> **AIM OF THE TASK**
Reproduce the listing exactly and skip over any pictures.

> **INFORMATION GIVEN**
***

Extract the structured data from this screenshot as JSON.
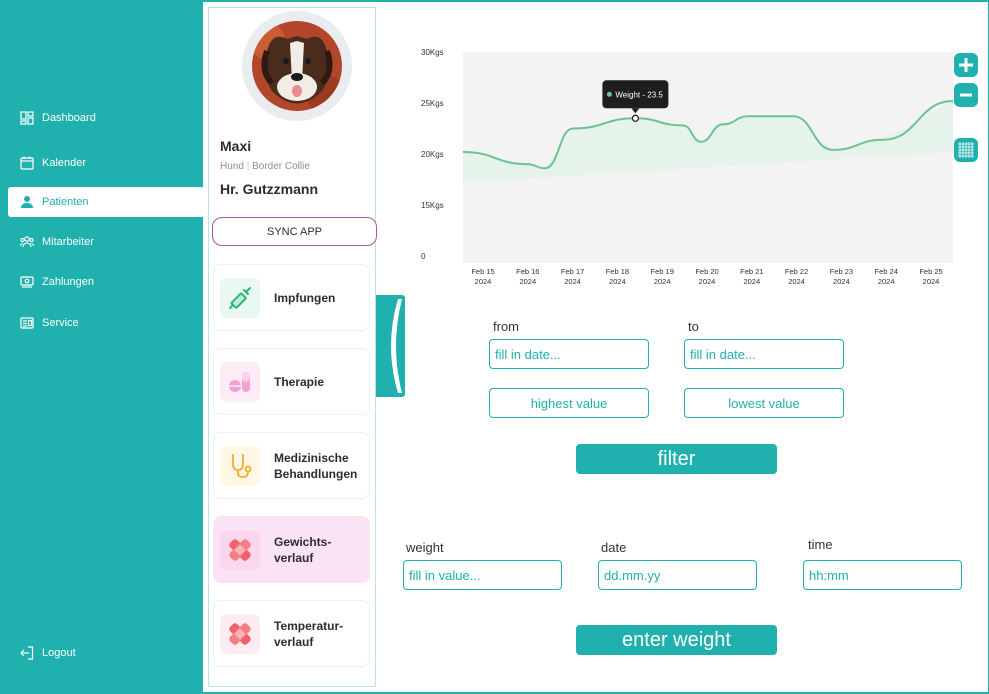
{
  "nav": {
    "items": [
      {
        "label": "Dashboard",
        "icon": "dashboard-icon"
      },
      {
        "label": "Kalender",
        "icon": "calendar-icon"
      },
      {
        "label": "Patienten",
        "icon": "patient-icon",
        "active": true
      },
      {
        "label": "Mitarbeiter",
        "icon": "staff-icon"
      },
      {
        "label": "Zahlungen",
        "icon": "payment-icon"
      },
      {
        "label": "Service",
        "icon": "service-icon"
      }
    ],
    "logout": "Logout"
  },
  "patient": {
    "name": "Maxi",
    "species": "Hund",
    "separator": "|",
    "breed": "Border Collie",
    "owner": "Hr. Gutzzmann",
    "sync_label": "SYNC APP"
  },
  "menu_cards": [
    {
      "label": "Impfungen",
      "icon": "syringe-icon"
    },
    {
      "label": "Therapie",
      "icon": "pills-icon"
    },
    {
      "label": "Medizinische\nBehandlungen",
      "icon": "stethoscope-icon"
    },
    {
      "label": "Gewichts-\nverlauf",
      "icon": "bandage-icon",
      "active": true
    },
    {
      "label": "Temperatur-\nverlauf",
      "icon": "bandage-icon"
    }
  ],
  "colors": {
    "accent": "#20b0ad",
    "line": "#6cc38f",
    "active_card": "#fae3f4",
    "sync_border": "#a55aa0"
  },
  "chart_data": {
    "type": "line",
    "series": [
      {
        "name": "Weight",
        "points": [
          {
            "x": "Feb 15 2024",
            "y": 20.2
          },
          {
            "x": "Feb 16 2024",
            "y": 19.0
          },
          {
            "x": "Feb 16.5",
            "y": 18.6
          },
          {
            "x": "Feb 17 2024",
            "y": 22.5
          },
          {
            "x": "Feb 18 2024",
            "y": 23.5
          },
          {
            "x": "Feb 19 2024",
            "y": 22.8
          },
          {
            "x": "Feb 19.5",
            "y": 21.2
          },
          {
            "x": "Feb 20 2024",
            "y": 22.9
          },
          {
            "x": "Feb 21 2024",
            "y": 23.7
          },
          {
            "x": "Feb 22 2024",
            "y": 23.7
          },
          {
            "x": "Feb 23 2024",
            "y": 20.4
          },
          {
            "x": "Feb 24 2024",
            "y": 21.4
          },
          {
            "x": "Feb 25 2024",
            "y": 25.2
          }
        ]
      }
    ],
    "ylim": [
      0,
      30
    ],
    "yticks": [
      "30Kgs",
      "25Kgs",
      "20Kgs",
      "15Kgs",
      "0"
    ],
    "xticks": [
      {
        "d": "Feb 15",
        "y": "2024"
      },
      {
        "d": "Feb 16",
        "y": "2024"
      },
      {
        "d": "Feb 17",
        "y": "2024"
      },
      {
        "d": "Feb 18",
        "y": "2024"
      },
      {
        "d": "Feb 19",
        "y": "2024"
      },
      {
        "d": "Feb 20",
        "y": "2024"
      },
      {
        "d": "Feb 21",
        "y": "2024"
      },
      {
        "d": "Feb 22",
        "y": "2024"
      },
      {
        "d": "Feb 23",
        "y": "2024"
      },
      {
        "d": "Feb 24",
        "y": "2024"
      },
      {
        "d": "Feb 25",
        "y": "2024"
      }
    ],
    "tooltip": "Weight - 23.5"
  },
  "filter": {
    "from_label": "from",
    "to_label": "to",
    "from_placeholder": "fill in date...",
    "to_placeholder": "fill in date...",
    "highest_label": "highest value",
    "lowest_label": "lowest value",
    "filter_label": "filter"
  },
  "entry": {
    "weight_label": "weight",
    "date_label": "date",
    "time_label": "time",
    "weight_placeholder": "fill in value...",
    "date_placeholder": "dd.mm.yy",
    "time_placeholder": "hh:mm",
    "submit_label": "enter weight"
  }
}
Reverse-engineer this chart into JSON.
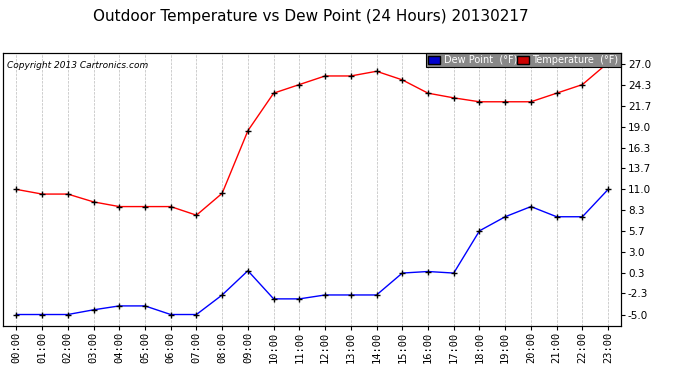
{
  "title": "Outdoor Temperature vs Dew Point (24 Hours) 20130217",
  "copyright": "Copyright 2013 Cartronics.com",
  "hours": [
    "00:00",
    "01:00",
    "02:00",
    "03:00",
    "04:00",
    "05:00",
    "06:00",
    "07:00",
    "08:00",
    "09:00",
    "10:00",
    "11:00",
    "12:00",
    "13:00",
    "14:00",
    "15:00",
    "16:00",
    "17:00",
    "18:00",
    "19:00",
    "20:00",
    "21:00",
    "22:00",
    "23:00"
  ],
  "temperature": [
    11.0,
    10.4,
    10.4,
    9.4,
    8.8,
    8.8,
    8.8,
    7.7,
    10.5,
    18.5,
    23.3,
    24.4,
    25.5,
    25.5,
    26.1,
    25.0,
    23.3,
    22.7,
    22.2,
    22.2,
    22.2,
    23.3,
    24.4,
    27.2
  ],
  "dew_point": [
    -5.0,
    -5.0,
    -5.0,
    -4.4,
    -3.9,
    -3.9,
    -5.0,
    -5.0,
    -2.5,
    0.6,
    -3.0,
    -3.0,
    -2.5,
    -2.5,
    -2.5,
    0.3,
    0.5,
    0.3,
    5.7,
    7.5,
    8.8,
    7.5,
    7.5,
    11.0
  ],
  "temp_color": "#FF0000",
  "dew_color": "#0000FF",
  "bg_color": "#FFFFFF",
  "plot_bg_color": "#FFFFFF",
  "grid_color": "#BBBBBB",
  "ytick_labels": [
    "-5.0",
    "-2.3",
    "0.3",
    "3.0",
    "5.7",
    "8.3",
    "11.0",
    "13.7",
    "16.3",
    "19.0",
    "21.7",
    "24.3",
    "27.0"
  ],
  "ytick_values": [
    -5.0,
    -2.3,
    0.3,
    3.0,
    5.7,
    8.3,
    11.0,
    13.7,
    16.3,
    19.0,
    21.7,
    24.3,
    27.0
  ],
  "ylim": [
    -6.5,
    28.5
  ],
  "legend_dew_bg": "#0000CC",
  "legend_temp_bg": "#CC0000",
  "legend_text_color": "#FFFFFF",
  "title_fontsize": 11,
  "tick_fontsize": 7.5,
  "copyright_fontsize": 6.5,
  "legend_fontsize": 7
}
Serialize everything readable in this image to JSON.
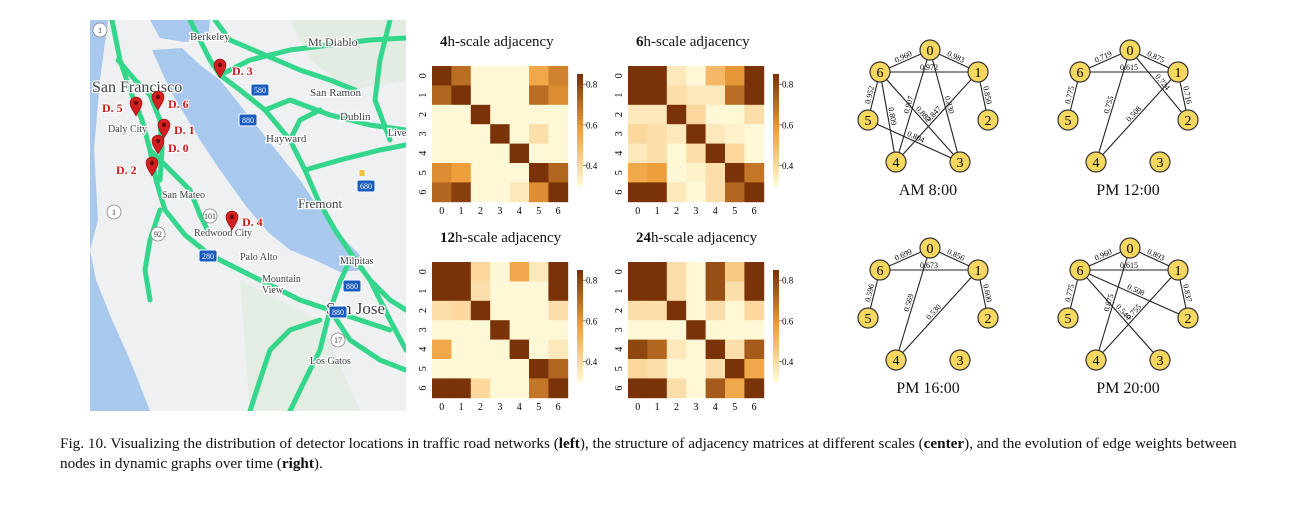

***

> **COMPLETE RESPONSE**
Extract the structured data from this screenshot as JSON.
{
  "nav": {
    "items": [
      {
        "label": "Dashboard",
        "icon": "dashboard-icon"
      },
      {
        "label": "Kalender",
        "icon": "calendar-icon"
      },
      {
        "label": "Patienten",
        "icon": "patient-icon",
        "active": true
      },
      {
        "label": "Mitarbeiter",
        "icon": "staff-icon"
      },
      {
        "label": "Zahlungen",
        "icon": "payment-icon"
      },
      {
        "label": "Service",
        "icon": "service-icon"
      }
    ],
    "logout": "Logout"
  },
  "patient": {
    "name": "Maxi",
    "species": "Hund",
    "separator": "|",
    "breed": "Border Collie",
    "owner": "Hr. Gutzzmann",
    "sync_label": "SYNC APP"
  },
  "menu_cards": [
    {
      "label": "Impfungen",
      "icon": "syringe-icon"
    },
    {
      "label": "Therapie",
      "icon": "pills-icon"
    },
    {
      "label": "Medizinische\nBehandlungen",
      "icon": "stethoscope-icon"
    },
    {
      "label": "Gewichts-\nverlauf",
      "icon": "bandage-icon",
      "active": true
    },
    {
      "label": "Temperatur-\nverlauf",
      "icon": "bandage-icon"
    }
  ],
  "colors": {
    "accent": "#20b0ad",
    "line": "#6cc38f",
    "active_card": "#fae3f4",
    "sync_border": "#a55aa0"
  },
  "chart_data": {
    "type": "line",
    "series": [
      {
        "name": "Weight",
        "points": [
          {
            "x": "Feb 15 2024",
            "y": 20.2
          },
          {
            "x": "Feb 16 2024",
            "y": 19.0
          },
          {
            "x": "Feb 16.5",
            "y": 18.6
          },
          {
            "x": "Feb 17 2024",
            "y": 22.5
          },
          {
            "x": "Feb 18 2024",
            "y": 23.5
          },
          {
            "x": "Feb 19 2024",
            "y": 22.8
          },
          {
            "x": "Feb 19.5",
            "y": 21.2
          },
          {
            "x": "Feb 20 2024",
            "y": 22.9
          },
          {
            "x": "Feb 21 2024",
            "y": 23.7
          },
          {
            "x": "Feb 22 2024",
            "y": 23.7
          },
          {
            "x": "Feb 23 2024",
            "y": 20.4
          },
          {
            "x": "Feb 24 2024",
            "y": 21.4
          },
          {
            "x": "Feb 25 2024",
            "y": 25.2
          }
        ]
      }
    ],
    "ylim": [
      0,
      30
    ],
    "yticks": [
      "30Kgs",
      "25Kgs",
      "20Kgs",
      "15Kgs",
      "0"
    ],
    "xticks": [
      {
        "d": "Feb 15",
        "y": "2024"
      },
      {
        "d": "Feb 16",
        "y": "2024"
      },
      {
        "d": "Feb 17",
        "y": "2024"
      },
      {
        "d": "Feb 18",
        "y": "2024"
      },
      {
        "d": "Feb 19",
        "y": "2024"
      },
      {
        "d": "Feb 20",
        "y": "2024"
      },
      {
        "d": "Feb 21",
        "y": "2024"
      },
      {
        "d": "Feb 22",
        "y": "2024"
      },
      {
        "d": "Feb 23",
        "y": "2024"
      },
      {
        "d": "Feb 24",
        "y": "2024"
      },
      {
        "d": "Feb 25",
        "y": "2024"
      }
    ],
    "tooltip": "Weight - 23.5"
  },
  "filter": {
    "from_label": "from",
    "to_label": "to",
    "from_placeholder": "fill in date...",
    "to_placeholder": "fill in date...",
    "highest_label": "highest value",
    "lowest_label": "lowest value",
    "filter_label": "filter"
  },
  "entry": {
    "weight_label": "weight",
    "date_label": "date",
    "time_label": "time",
    "weight_placeholder": "fill in value...",
    "date_placeholder": "dd.mm.yy",
    "time_placeholder": "hh:mm",
    "submit_label": "enter weight"
  }
}
Reverse-engineer this chart into JSON.
{
  "title": "Outdoor Temperature vs Dew Point (24 Hours) 20130217",
  "copyright": "Copyright 2013 Cartronics.com",
  "hours": [
    "00:00",
    "01:00",
    "02:00",
    "03:00",
    "04:00",
    "05:00",
    "06:00",
    "07:00",
    "08:00",
    "09:00",
    "10:00",
    "11:00",
    "12:00",
    "13:00",
    "14:00",
    "15:00",
    "16:00",
    "17:00",
    "18:00",
    "19:00",
    "20:00",
    "21:00",
    "22:00",
    "23:00"
  ],
  "temperature": [
    11.0,
    10.4,
    10.4,
    9.4,
    8.8,
    8.8,
    8.8,
    7.7,
    10.5,
    18.5,
    23.3,
    24.4,
    25.5,
    25.5,
    26.1,
    25.0,
    23.3,
    22.7,
    22.2,
    22.2,
    22.2,
    23.3,
    24.4,
    27.2
  ],
  "dew_point": [
    -5.0,
    -5.0,
    -5.0,
    -4.4,
    -3.9,
    -3.9,
    -5.0,
    -5.0,
    -2.5,
    0.6,
    -3.0,
    -3.0,
    -2.5,
    -2.5,
    -2.5,
    0.3,
    0.5,
    0.3,
    5.7,
    7.5,
    8.8,
    7.5,
    7.5,
    11.0
  ],
  "temp_color": "#FF0000",
  "dew_color": "#0000FF",
  "bg_color": "#FFFFFF",
  "plot_bg_color": "#FFFFFF",
  "grid_color": "#BBBBBB",
  "ytick_labels": [
    "-5.0",
    "-2.3",
    "0.3",
    "3.0",
    "5.7",
    "8.3",
    "11.0",
    "13.7",
    "16.3",
    "19.0",
    "21.7",
    "24.3",
    "27.0"
  ],
  "ytick_values": [
    -5.0,
    -2.3,
    0.3,
    3.0,
    5.7,
    8.3,
    11.0,
    13.7,
    16.3,
    19.0,
    21.7,
    24.3,
    27.0
  ],
  "ylim": [
    -6.5,
    28.5
  ],
  "legend_dew_bg": "#0000CC",
  "legend_temp_bg": "#CC0000",
  "legend_text_color": "#FFFFFF",
  "title_fontsize": 11,
  "tick_fontsize": 7.5,
  "copyright_fontsize": 6.5,
  "legend_fontsize": 7
}
Serialize everything readable in this image to JSON.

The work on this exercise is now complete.